START Provided material

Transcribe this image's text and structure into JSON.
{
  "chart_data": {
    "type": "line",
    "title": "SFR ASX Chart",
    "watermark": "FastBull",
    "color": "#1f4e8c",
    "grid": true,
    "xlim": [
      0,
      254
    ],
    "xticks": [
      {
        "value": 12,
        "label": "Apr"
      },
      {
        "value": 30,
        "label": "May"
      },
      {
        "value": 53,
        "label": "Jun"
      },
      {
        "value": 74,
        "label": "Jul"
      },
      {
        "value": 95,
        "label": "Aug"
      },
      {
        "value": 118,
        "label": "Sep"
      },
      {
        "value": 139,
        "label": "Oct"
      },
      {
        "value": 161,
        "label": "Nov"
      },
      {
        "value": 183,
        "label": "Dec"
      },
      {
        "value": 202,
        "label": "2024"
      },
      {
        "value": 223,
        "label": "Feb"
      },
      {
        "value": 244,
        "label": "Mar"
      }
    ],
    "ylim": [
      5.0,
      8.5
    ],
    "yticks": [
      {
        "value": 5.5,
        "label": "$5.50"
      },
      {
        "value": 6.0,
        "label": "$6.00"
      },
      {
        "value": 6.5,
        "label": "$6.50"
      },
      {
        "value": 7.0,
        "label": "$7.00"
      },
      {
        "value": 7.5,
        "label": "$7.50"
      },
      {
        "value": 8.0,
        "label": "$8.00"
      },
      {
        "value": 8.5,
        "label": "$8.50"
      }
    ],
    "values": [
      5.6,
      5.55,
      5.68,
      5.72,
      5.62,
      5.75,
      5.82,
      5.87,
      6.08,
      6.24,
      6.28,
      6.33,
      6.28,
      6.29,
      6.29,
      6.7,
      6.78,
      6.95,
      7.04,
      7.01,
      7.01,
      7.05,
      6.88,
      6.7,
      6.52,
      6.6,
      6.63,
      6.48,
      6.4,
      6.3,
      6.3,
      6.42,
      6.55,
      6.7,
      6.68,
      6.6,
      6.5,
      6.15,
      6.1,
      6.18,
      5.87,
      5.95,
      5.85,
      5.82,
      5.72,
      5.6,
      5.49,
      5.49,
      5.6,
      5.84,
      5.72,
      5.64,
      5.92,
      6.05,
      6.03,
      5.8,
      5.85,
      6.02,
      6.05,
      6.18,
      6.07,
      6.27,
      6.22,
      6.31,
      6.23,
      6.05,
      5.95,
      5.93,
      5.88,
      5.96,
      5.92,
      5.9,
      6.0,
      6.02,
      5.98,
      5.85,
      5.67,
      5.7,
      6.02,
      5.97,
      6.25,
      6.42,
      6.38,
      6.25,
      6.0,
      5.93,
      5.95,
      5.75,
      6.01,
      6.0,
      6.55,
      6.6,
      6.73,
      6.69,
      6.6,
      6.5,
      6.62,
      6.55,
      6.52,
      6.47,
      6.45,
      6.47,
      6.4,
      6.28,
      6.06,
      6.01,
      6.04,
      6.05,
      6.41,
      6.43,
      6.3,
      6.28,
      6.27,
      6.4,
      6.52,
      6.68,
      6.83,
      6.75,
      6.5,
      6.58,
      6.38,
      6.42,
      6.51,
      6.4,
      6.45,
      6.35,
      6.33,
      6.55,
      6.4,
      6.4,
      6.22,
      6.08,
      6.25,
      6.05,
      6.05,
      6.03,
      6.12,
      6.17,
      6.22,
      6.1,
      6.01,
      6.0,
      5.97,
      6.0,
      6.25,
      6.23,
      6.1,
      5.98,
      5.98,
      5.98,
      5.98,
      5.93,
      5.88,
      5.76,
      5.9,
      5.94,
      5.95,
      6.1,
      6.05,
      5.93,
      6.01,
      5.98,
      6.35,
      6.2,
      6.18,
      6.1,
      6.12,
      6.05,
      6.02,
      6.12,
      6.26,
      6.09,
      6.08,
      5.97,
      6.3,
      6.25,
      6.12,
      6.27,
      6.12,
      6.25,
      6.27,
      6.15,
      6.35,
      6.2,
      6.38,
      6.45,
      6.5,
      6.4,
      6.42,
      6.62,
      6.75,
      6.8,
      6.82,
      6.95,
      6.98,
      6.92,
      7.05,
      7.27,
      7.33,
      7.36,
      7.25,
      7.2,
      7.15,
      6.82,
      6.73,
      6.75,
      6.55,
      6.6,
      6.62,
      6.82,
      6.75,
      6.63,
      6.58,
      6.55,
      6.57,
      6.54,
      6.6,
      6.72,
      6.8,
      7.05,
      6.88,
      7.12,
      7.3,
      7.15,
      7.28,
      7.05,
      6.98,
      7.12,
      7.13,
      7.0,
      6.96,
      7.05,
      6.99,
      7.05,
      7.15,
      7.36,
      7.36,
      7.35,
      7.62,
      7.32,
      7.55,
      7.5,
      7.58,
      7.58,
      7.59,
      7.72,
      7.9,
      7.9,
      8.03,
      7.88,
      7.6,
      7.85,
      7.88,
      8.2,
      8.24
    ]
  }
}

END Provided material

## Description of the task
Type out the material again exactly as presented.

## Result for this exercise
Transcribe this image's text and structure into JSON.
{
  "chart_data": {
    "type": "line",
    "title": "SFR ASX Chart",
    "watermark": "FastBull",
    "color": "#1f4e8c",
    "grid": true,
    "xlim": [
      0,
      254
    ],
    "xticks": [
      {
        "value": 12,
        "label": "Apr"
      },
      {
        "value": 30,
        "label": "May"
      },
      {
        "value": 53,
        "label": "Jun"
      },
      {
        "value": 74,
        "label": "Jul"
      },
      {
        "value": 95,
        "label": "Aug"
      },
      {
        "value": 118,
        "label": "Sep"
      },
      {
        "value": 139,
        "label": "Oct"
      },
      {
        "value": 161,
        "label": "Nov"
      },
      {
        "value": 183,
        "label": "Dec"
      },
      {
        "value": 202,
        "label": "2024"
      },
      {
        "value": 223,
        "label": "Feb"
      },
      {
        "value": 244,
        "label": "Mar"
      }
    ],
    "ylim": [
      5.0,
      8.5
    ],
    "yticks": [
      {
        "value": 5.5,
        "label": "$5.50"
      },
      {
        "value": 6.0,
        "label": "$6.00"
      },
      {
        "value": 6.5,
        "label": "$6.50"
      },
      {
        "value": 7.0,
        "label": "$7.00"
      },
      {
        "value": 7.5,
        "label": "$7.50"
      },
      {
        "value": 8.0,
        "label": "$8.00"
      },
      {
        "value": 8.5,
        "label": "$8.50"
      }
    ],
    "values": [
      5.6,
      5.55,
      5.68,
      5.72,
      5.62,
      5.75,
      5.82,
      5.87,
      6.08,
      6.24,
      6.28,
      6.33,
      6.28,
      6.29,
      6.29,
      6.7,
      6.78,
      6.95,
      7.04,
      7.01,
      7.01,
      7.05,
      6.88,
      6.7,
      6.52,
      6.6,
      6.63,
      6.48,
      6.4,
      6.3,
      6.3,
      6.42,
      6.55,
      6.7,
      6.68,
      6.6,
      6.5,
      6.15,
      6.1,
      6.18,
      5.87,
      5.95,
      5.85,
      5.82,
      5.72,
      5.6,
      5.49,
      5.49,
      5.6,
      5.84,
      5.72,
      5.64,
      5.92,
      6.05,
      6.03,
      5.8,
      5.85,
      6.02,
      6.05,
      6.18,
      6.07,
      6.27,
      6.22,
      6.31,
      6.23,
      6.05,
      5.95,
      5.93,
      5.88,
      5.96,
      5.92,
      5.9,
      6.0,
      6.02,
      5.98,
      5.85,
      5.67,
      5.7,
      6.02,
      5.97,
      6.25,
      6.42,
      6.38,
      6.25,
      6.0,
      5.93,
      5.95,
      5.75,
      6.01,
      6.0,
      6.55,
      6.6,
      6.73,
      6.69,
      6.6,
      6.5,
      6.62,
      6.55,
      6.52,
      6.47,
      6.45,
      6.47,
      6.4,
      6.28,
      6.06,
      6.01,
      6.04,
      6.05,
      6.41,
      6.43,
      6.3,
      6.28,
      6.27,
      6.4,
      6.52,
      6.68,
      6.83,
      6.75,
      6.5,
      6.58,
      6.38,
      6.42,
      6.51,
      6.4,
      6.45,
      6.35,
      6.33,
      6.55,
      6.4,
      6.4,
      6.22,
      6.08,
      6.25,
      6.05,
      6.05,
      6.03,
      6.12,
      6.17,
      6.22,
      6.1,
      6.01,
      6.0,
      5.97,
      6.0,
      6.25,
      6.23,
      6.1,
      5.98,
      5.98,
      5.98,
      5.98,
      5.93,
      5.88,
      5.76,
      5.9,
      5.94,
      5.95,
      6.1,
      6.05,
      5.93,
      6.01,
      5.98,
      6.35,
      6.2,
      6.18,
      6.1,
      6.12,
      6.05,
      6.02,
      6.12,
      6.26,
      6.09,
      6.08,
      5.97,
      6.3,
      6.25,
      6.12,
      6.27,
      6.12,
      6.25,
      6.27,
      6.15,
      6.35,
      6.2,
      6.38,
      6.45,
      6.5,
      6.4,
      6.42,
      6.62,
      6.75,
      6.8,
      6.82,
      6.95,
      6.98,
      6.92,
      7.05,
      7.27,
      7.33,
      7.36,
      7.25,
      7.2,
      7.15,
      6.82,
      6.73,
      6.75,
      6.55,
      6.6,
      6.62,
      6.82,
      6.75,
      6.63,
      6.58,
      6.55,
      6.57,
      6.54,
      6.6,
      6.72,
      6.8,
      7.05,
      6.88,
      7.12,
      7.3,
      7.15,
      7.28,
      7.05,
      6.98,
      7.12,
      7.13,
      7.0,
      6.96,
      7.05,
      6.99,
      7.05,
      7.15,
      7.36,
      7.36,
      7.35,
      7.62,
      7.32,
      7.55,
      7.5,
      7.58,
      7.58,
      7.59,
      7.72,
      7.9,
      7.9,
      8.03,
      7.88,
      7.6,
      7.85,
      7.88,
      8.2,
      8.24
    ]
  }
}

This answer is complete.